**作業指示**
本文に基づいて、次の問いに答えてください。
(a) 高校時代に明け暮れていたのは何のアルバイトですか。
(b) 叔父が経営していたのは何の会社ですか。
(c) チーフバイヤーになったのは何歳のときですか。

僕は東京の日野市で生まれ育ち、高校は更に田舎の山梨の学校に進学していました。あまり勉強をするような高校ではなかったので、時給が良いというだけで始めた、カメラのフィルムの集荷のアルバイトに明け暮れていました。

高校も卒業するころになり、これからどうするのか考えていたころ、そのアルバイト先から、正社員としてこれから働かないかと誘ってもらったんです。特に他にどこに行くかも決めていなかったので、そのまま入社することに決めました。

それまでのアルバイトとは違い、社員として様々な業務をやらなければならなかったので、写真についてたくさん勉強し、働き詰めになりましたね。人手不足だったこともあり、本当によく働きました。

しかし、しばらく続けているとその働き過ぎがたたり、身体を壊してしまい、会社を辞めることになったんです。

そして、これからどうしようかと考えていたときに、叔父が通信販売の会社を経営している事を思い出し、以前から興味を抱いていたので、お願いしバイヤーとして雇ってもらえることになりました。

その会社は、マニアックなこだわりの商品専門の通信販売の会社で、バブル期ならではのお金持ちを対象に、恐竜の卵の化石などといった面白い物を売っていたんです。働いてみると、店舗にいるバイヤーと違い、写真やコピー一つで売上が変わってしまうのがとても面白かったし、自分の見つけてきた商品が1位になると、すごく嬉しかったんですよね。

そして次第に仕事に打ち込むようになり、気づけば21歳のときにチーフバイヤーにまで上り詰めていました。

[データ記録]
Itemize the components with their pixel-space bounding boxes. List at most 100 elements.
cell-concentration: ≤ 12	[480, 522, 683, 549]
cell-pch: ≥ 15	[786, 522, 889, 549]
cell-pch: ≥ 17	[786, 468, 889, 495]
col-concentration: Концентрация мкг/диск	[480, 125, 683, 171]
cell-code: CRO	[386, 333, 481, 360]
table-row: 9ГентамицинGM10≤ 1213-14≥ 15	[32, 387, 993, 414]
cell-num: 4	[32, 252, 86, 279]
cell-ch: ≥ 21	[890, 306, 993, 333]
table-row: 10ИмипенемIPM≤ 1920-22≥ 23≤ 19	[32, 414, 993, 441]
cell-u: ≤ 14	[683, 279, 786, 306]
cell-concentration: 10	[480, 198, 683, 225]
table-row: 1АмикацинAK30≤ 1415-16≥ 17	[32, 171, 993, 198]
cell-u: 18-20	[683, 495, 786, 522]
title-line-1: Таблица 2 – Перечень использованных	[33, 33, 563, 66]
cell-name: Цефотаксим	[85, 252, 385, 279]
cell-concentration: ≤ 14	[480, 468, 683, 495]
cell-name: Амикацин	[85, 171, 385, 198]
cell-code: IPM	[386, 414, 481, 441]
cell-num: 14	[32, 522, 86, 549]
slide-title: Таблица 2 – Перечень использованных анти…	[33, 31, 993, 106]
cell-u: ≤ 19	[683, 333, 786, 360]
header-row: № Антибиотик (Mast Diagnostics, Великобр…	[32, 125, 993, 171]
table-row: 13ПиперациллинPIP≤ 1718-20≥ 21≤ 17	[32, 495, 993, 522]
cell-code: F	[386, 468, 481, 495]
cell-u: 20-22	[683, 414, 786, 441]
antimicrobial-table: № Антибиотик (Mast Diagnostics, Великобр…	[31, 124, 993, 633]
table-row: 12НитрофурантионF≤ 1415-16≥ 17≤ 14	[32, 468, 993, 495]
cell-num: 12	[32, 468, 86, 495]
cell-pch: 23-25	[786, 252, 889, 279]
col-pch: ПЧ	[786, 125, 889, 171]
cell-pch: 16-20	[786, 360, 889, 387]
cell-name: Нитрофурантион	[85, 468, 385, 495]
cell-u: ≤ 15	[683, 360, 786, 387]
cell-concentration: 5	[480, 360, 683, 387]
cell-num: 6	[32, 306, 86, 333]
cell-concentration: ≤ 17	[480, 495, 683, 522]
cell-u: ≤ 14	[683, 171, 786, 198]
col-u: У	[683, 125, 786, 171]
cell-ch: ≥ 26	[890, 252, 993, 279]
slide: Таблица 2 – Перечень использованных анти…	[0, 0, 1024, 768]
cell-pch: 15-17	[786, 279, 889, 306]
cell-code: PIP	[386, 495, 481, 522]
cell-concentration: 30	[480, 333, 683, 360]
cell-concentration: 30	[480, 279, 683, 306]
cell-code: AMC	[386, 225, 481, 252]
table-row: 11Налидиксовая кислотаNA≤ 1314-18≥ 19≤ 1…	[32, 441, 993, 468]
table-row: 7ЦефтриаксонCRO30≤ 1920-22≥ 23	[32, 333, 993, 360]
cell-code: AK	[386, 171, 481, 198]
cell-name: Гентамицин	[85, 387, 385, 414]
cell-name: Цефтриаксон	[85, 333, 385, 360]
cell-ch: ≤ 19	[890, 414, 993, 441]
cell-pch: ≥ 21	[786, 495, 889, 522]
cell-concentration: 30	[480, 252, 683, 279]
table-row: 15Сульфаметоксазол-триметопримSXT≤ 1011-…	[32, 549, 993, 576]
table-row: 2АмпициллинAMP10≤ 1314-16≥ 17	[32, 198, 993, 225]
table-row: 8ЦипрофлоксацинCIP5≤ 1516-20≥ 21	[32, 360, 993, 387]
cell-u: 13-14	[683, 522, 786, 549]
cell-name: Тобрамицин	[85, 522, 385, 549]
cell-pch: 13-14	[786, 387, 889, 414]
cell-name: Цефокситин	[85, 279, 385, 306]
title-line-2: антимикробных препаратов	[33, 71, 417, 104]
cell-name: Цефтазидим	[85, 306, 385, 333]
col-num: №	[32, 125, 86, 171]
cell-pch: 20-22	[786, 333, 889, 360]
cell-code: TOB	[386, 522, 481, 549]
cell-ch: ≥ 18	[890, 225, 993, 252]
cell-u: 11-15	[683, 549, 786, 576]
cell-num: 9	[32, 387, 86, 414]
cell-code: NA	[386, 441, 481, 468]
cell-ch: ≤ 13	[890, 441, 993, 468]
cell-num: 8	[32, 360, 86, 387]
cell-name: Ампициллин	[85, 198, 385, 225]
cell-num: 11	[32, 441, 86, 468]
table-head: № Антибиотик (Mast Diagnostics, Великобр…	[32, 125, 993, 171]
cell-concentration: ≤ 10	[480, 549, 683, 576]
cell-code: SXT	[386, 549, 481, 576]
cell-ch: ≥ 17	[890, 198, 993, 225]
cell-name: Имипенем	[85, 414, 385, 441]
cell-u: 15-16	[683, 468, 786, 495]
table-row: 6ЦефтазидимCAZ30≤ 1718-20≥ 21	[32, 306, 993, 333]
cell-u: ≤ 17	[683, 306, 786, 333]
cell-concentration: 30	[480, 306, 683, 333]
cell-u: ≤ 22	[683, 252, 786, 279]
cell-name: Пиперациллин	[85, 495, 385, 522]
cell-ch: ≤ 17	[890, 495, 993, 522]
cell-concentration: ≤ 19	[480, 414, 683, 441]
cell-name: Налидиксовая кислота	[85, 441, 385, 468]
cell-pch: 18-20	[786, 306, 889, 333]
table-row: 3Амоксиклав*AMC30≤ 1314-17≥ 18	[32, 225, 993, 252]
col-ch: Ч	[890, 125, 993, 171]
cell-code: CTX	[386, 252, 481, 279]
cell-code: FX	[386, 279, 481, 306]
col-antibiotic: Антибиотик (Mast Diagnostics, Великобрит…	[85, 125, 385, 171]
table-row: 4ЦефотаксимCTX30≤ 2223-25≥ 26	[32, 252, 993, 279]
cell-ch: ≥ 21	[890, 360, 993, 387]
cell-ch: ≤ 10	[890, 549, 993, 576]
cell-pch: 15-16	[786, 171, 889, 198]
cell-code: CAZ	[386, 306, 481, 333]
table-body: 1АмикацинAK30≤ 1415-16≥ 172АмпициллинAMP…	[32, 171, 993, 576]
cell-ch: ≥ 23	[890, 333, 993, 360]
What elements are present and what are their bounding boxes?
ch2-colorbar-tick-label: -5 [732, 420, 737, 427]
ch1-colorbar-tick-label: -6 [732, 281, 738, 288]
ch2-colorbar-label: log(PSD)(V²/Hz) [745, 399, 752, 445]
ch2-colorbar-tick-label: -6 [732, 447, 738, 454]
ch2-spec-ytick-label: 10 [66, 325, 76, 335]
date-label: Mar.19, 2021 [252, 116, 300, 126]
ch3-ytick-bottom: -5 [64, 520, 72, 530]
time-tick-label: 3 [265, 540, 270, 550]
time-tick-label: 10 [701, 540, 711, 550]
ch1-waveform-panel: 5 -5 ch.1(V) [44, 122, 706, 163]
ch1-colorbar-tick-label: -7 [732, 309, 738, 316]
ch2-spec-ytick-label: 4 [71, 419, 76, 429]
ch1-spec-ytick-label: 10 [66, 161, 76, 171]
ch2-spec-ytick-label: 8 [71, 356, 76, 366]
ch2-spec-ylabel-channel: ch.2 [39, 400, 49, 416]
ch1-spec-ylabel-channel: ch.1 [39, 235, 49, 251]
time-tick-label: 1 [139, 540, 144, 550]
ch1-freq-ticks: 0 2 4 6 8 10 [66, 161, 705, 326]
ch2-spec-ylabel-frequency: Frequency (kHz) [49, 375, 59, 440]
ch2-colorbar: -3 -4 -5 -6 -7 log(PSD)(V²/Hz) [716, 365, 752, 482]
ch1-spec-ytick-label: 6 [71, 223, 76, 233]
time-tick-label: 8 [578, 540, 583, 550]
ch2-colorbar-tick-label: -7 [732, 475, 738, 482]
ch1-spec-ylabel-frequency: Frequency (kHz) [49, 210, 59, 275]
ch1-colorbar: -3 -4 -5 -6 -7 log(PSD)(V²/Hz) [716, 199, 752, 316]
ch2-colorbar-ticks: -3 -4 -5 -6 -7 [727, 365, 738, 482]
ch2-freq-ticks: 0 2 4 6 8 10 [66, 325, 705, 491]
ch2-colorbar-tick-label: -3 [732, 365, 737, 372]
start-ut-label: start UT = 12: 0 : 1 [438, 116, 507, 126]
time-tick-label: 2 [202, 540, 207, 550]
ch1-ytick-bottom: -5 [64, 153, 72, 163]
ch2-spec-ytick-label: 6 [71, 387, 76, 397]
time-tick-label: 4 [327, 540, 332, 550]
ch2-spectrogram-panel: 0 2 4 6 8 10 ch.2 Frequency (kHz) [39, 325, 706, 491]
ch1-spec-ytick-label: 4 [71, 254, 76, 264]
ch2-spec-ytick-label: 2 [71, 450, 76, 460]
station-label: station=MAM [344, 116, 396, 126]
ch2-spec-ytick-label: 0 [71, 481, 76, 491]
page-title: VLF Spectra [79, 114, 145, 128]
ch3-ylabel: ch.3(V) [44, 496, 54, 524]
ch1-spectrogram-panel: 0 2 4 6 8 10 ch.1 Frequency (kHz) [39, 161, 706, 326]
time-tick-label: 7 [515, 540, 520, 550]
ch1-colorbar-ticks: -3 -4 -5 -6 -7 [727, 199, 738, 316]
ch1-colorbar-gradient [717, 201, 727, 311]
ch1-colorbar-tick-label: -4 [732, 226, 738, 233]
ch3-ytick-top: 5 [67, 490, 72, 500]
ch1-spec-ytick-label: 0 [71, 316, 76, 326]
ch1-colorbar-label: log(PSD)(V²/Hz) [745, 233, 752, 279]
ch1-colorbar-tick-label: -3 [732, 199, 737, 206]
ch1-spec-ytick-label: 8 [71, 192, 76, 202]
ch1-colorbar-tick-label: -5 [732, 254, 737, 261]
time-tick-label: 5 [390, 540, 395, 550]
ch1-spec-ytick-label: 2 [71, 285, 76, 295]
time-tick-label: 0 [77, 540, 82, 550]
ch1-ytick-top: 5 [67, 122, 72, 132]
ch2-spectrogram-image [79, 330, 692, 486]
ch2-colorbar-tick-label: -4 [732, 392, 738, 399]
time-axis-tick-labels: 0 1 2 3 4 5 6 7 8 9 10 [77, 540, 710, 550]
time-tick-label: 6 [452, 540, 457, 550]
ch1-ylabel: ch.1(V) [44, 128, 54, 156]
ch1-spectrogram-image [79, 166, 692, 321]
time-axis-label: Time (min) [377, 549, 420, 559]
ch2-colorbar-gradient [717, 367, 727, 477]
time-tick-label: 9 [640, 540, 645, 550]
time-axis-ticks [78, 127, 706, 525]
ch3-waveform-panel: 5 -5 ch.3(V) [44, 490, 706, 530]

**作業結果**
(a) カメラのフィルムの集荷のアルバイトです。
(b) 通信販売の会社です。
(c) 21歳のときです。